## Saved data entries

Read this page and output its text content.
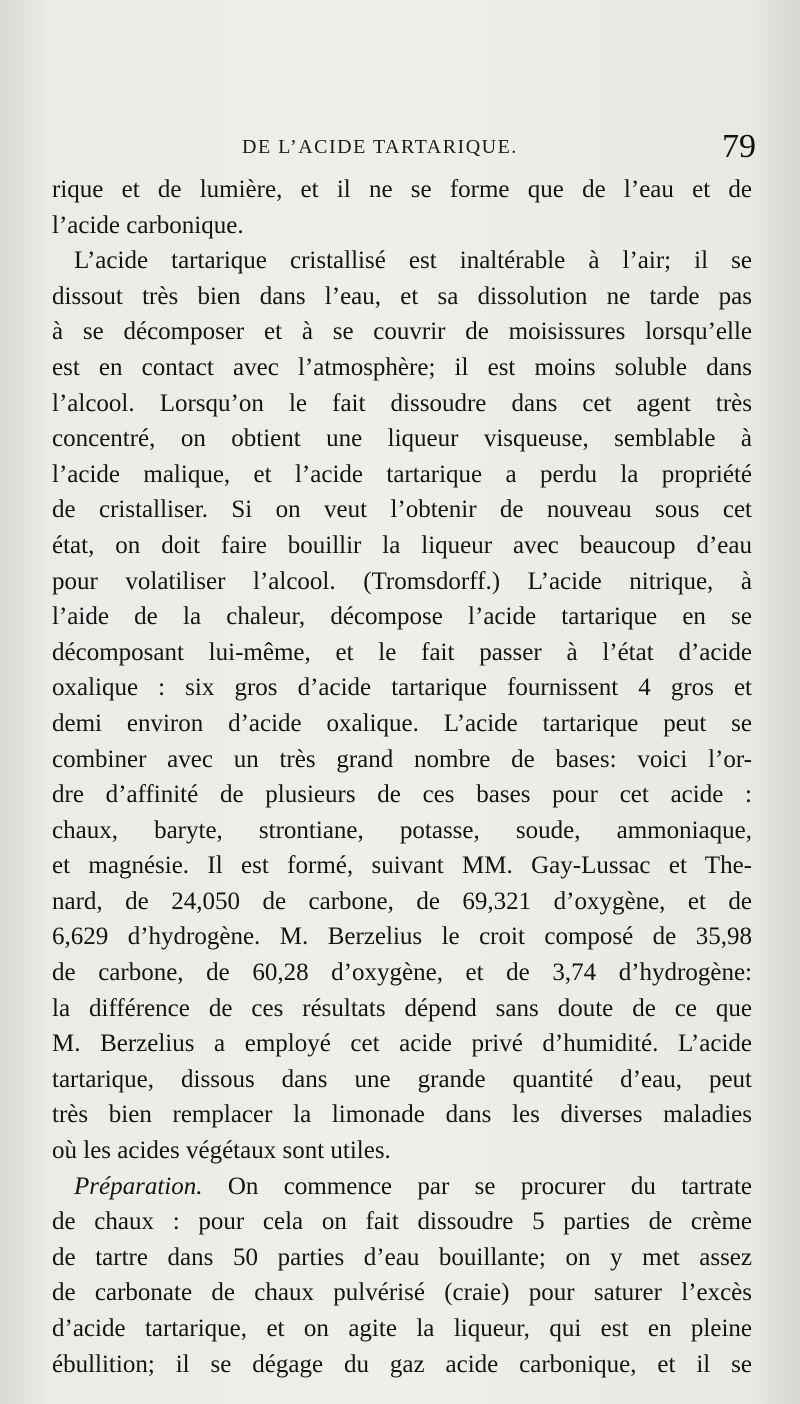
DE L’ACIDE TARTARIQUE.	79
rique et de lumière, et il ne se forme que de l’eau et de
l’acide carbonique.
L’acide tartarique cristallisé est inaltérable à l’air; il se
dissout très bien dans l’eau, et sa dissolution ne tarde pas
à se décomposer et à se couvrir de moisissures lorsqu’elle
est en contact avec l’atmosphère; il est moins soluble dans
l’alcool. Lorsqu’on le fait dissoudre dans cet agent très
concentré, on obtient une liqueur visqueuse, semblable à
l’acide malique, et l’acide tartarique a perdu la propriété
de cristalliser. Si on veut l’obtenir de nouveau sous cet
état, on doit faire bouillir la liqueur avec beaucoup d’eau
pour volatiliser l’alcool. (Tromsdorff.) L’acide nitrique, à
l’aide de la chaleur, décompose l’acide tartarique en se
décomposant lui-même, et le fait passer à l’état d’acide
oxalique : six gros d’acide tartarique fournissent 4 gros et
demi environ d’acide oxalique. L’acide tartarique peut se
combiner avec un très grand nombre de bases: voici l’or-
dre d’affinité de plusieurs de ces bases pour cet acide :
chaux, baryte, strontiane, potasse, soude, ammoniaque,
et magnésie. Il est formé, suivant MM. Gay-Lussac et The-
nard, de 24,050 de carbone, de 69,321 d’oxygène, et de
6,629 d’hydrogène. M. Berzelius le croit composé de 35,98
de carbone, de 60,28 d’oxygène, et de 3,74 d’hydrogène:
la différence de ces résultats dépend sans doute de ce que
M. Berzelius a employé cet acide privé d’humidité. L’acide
tartarique, dissous dans une grande quantité d’eau, peut
très bien remplacer la limonade dans les diverses maladies
où les acides végétaux sont utiles.
Préparation. On commence par se procurer du tartrate
de chaux : pour cela on fait dissoudre 5 parties de crème
de tartre dans 50 parties d’eau bouillante; on y met assez
de carbonate de chaux pulvérisé (craie) pour saturer l’excès
d’acide tartarique, et on agite la liqueur, qui est en pleine
ébullition; il se dégage du gaz acide carbonique, et il se
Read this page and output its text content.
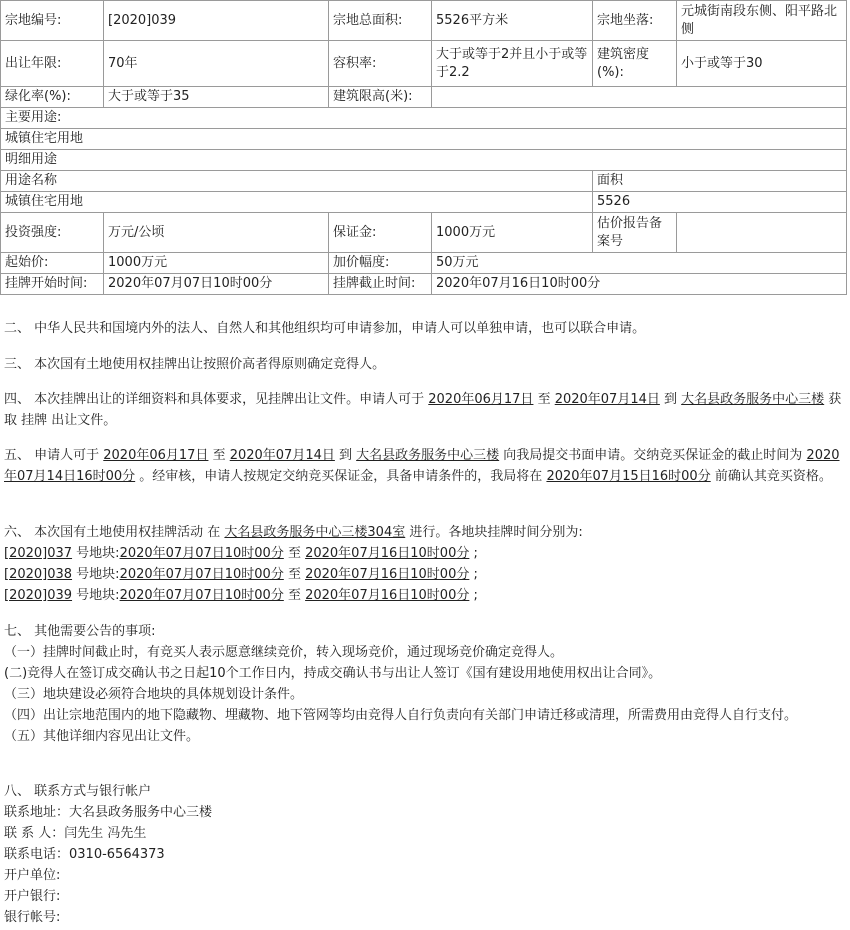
宗地编号:	[2020]039	宗地总面积:	5526平方米	宗地坐落:	元城街南段东侧、阳平路北侧
出让年限:	70年	容积率:	大于或等于2并且小于或等于2.2	建筑密度(%):	小于或等于30
绿化率(%):	大于或等于35	建筑限高(米):			
主要用途:					
城镇住宅用地					
明细用途					
用途名称				面积	
城镇住宅用地				5526	
投资强度:	万元/公顷	保证金:	1000万元	估价报告备案号	
起始价:	1000万元	加价幅度:	50万元		
挂牌开始时间:	2020年07月07日10时00分	挂牌截止时间:	2020年07月16日10时00分		

二、 中华人民共和国境内外的法人、自然人和其他组织均可申请参加，申请人可以单独申请，也可以联合申请。

三、 本次国有土地使用权挂牌出让按照价高者得原则确定竞得人。

四、 本次挂牌出让的详细资料和具体要求，见挂牌出让文件。申请人可于 2020年06月17日 至 2020年07月14日 到 大名县政务服务中心三楼 获取 挂牌 出让文件。

五、 申请人可于 2020年06月17日 至 2020年07月14日 到 大名县政务服务中心三楼 向我局提交书面申请。交纳竞买保证金的截止时间为 2020年07月14日16时00分 。经审核，申请人按规定交纳竞买保证金，具备申请条件的，我局将在 2020年07月15日16时00分 前确认其竞买资格。

六、 本次国有土地使用权挂牌活动 在 大名县政务服务中心三楼304室 进行。各地块挂牌时间分别为:
[2020]037 号地块:2020年07月07日10时00分 至 2020年07月16日10时00分 ;
[2020]038 号地块:2020年07月07日10时00分 至 2020年07月16日10时00分 ;
[2020]039 号地块:2020年07月07日10时00分 至 2020年07月16日10时00分 ;
七、 其他需要公告的事项:
（一）挂牌时间截止时，有竞买人表示愿意继续竞价，转入现场竞价，通过现场竞价确定竞得人。
(二)竞得人在签订成交确认书之日起10个工作日内，持成交确认书与出让人签订《国有建设用地使用权出让合同》。
（三）地块建设必须符合地块的具体规划设计条件。
（四）出让宗地范围内的地下隐藏物、埋藏物、地下管网等均由竞得人自行负责向有关部门申请迁移或清理，所需费用由竞得人自行支付。
（五）其他详细内容见出让文件。
八、 联系方式与银行帐户
联系地址：大名县政务服务中心三楼
联 系 人：闫先生 冯先生
联系电话：0310-6564373
开户单位:
开户银行:
银行帐号:
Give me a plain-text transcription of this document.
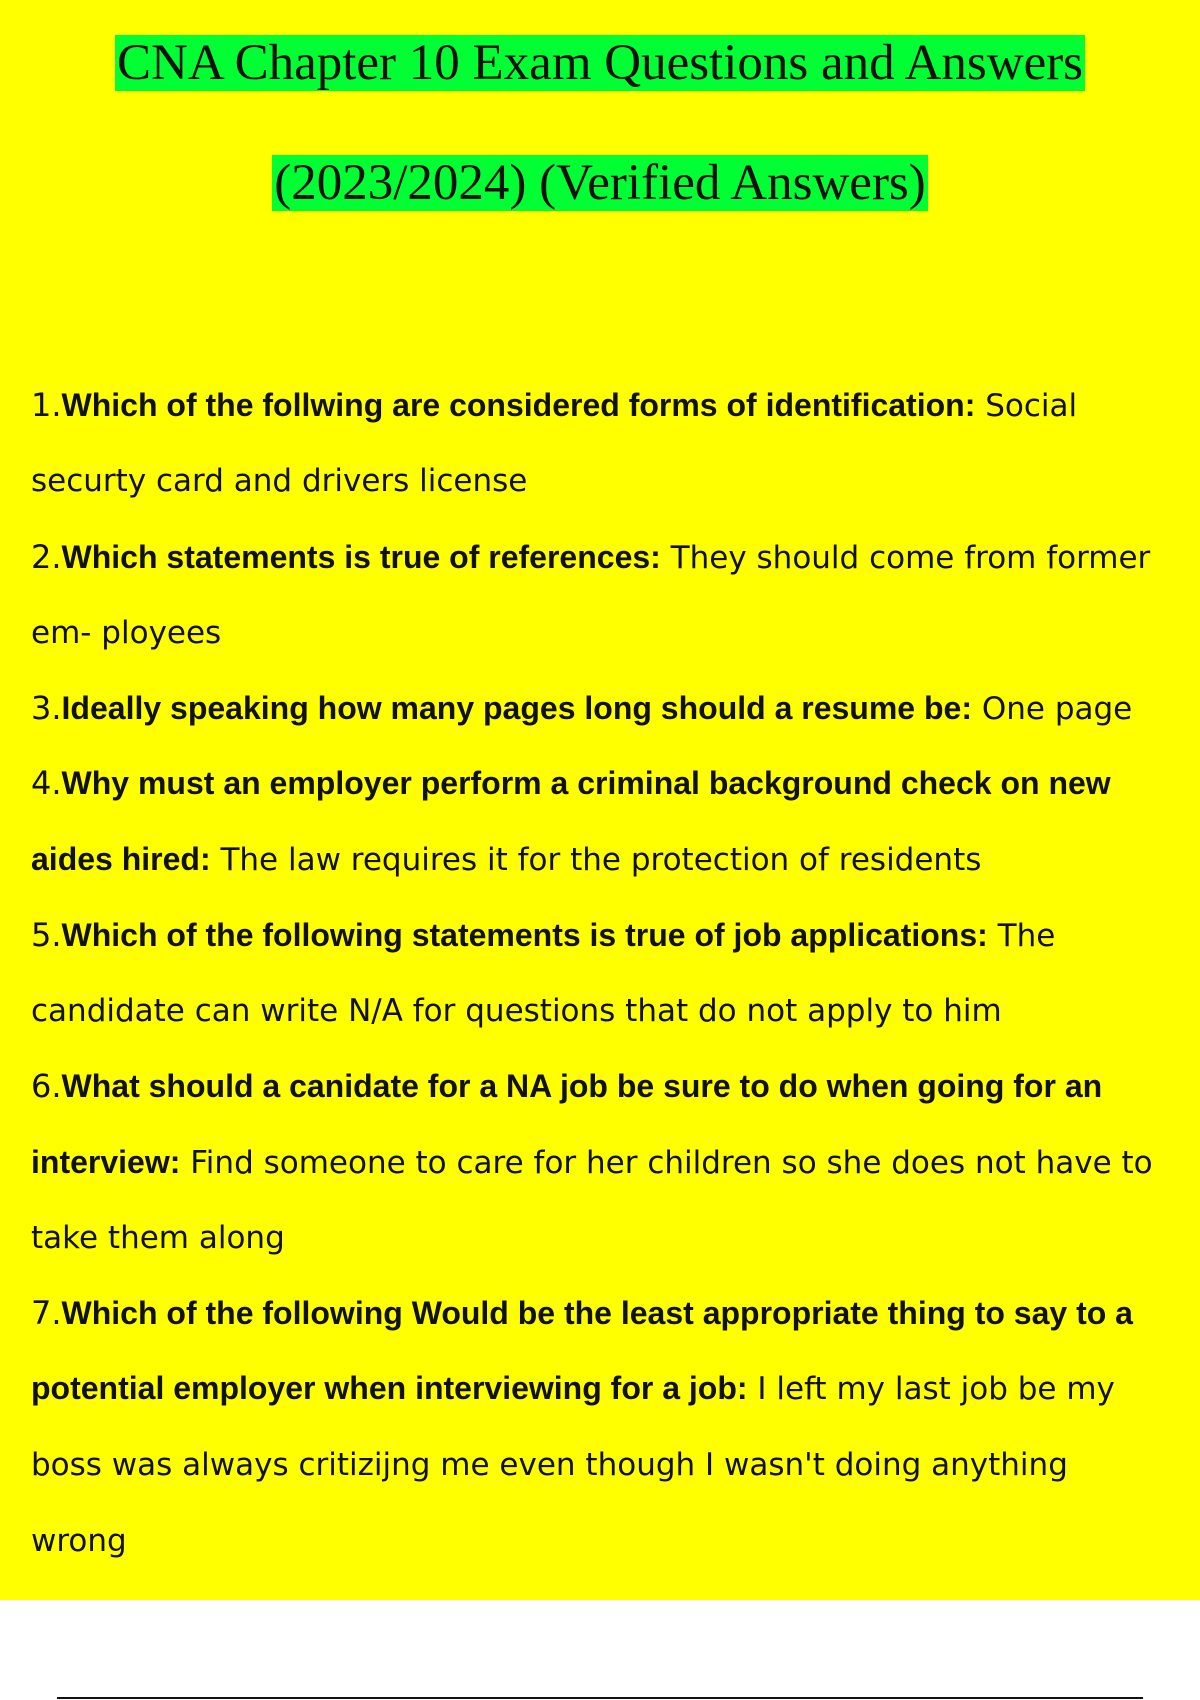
CNA Chapter 10 Exam Questions and Answers
(2023/2024) (Verified Answers)
1.Which of the follwing are considered forms of identification: Social
securty card and drivers license
2.Which statements is true of references: They should come from former
em- ployees
3.Ideally speaking how many pages long should a resume be: One page
4.Why must an employer perform a criminal background check on new
aides hired: The law requires it for the protection of residents
5.Which of the following statements is true of job applications: The
candidate can write N/A for questions that do not apply to him
6.What should a canidate for a NA job be sure to do when going for an
interview: Find someone to care for her children so she does not have to
take them along
7.Which of the following Would be the least appropriate thing to say to a
potential employer when interviewing for a job: I left my last job be my
boss was always critizijng me even though I wasn't doing anything
wrong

## Prompt
Look through the listing and extract every line with "Which" in it.

## The reply
1.Which of the follwing are considered forms of identification: Social
2.Which statements is true of references: They should come from former
5.Which of the following statements is true of job applications: The
7.Which of the following Would be the least appropriate thing to say to a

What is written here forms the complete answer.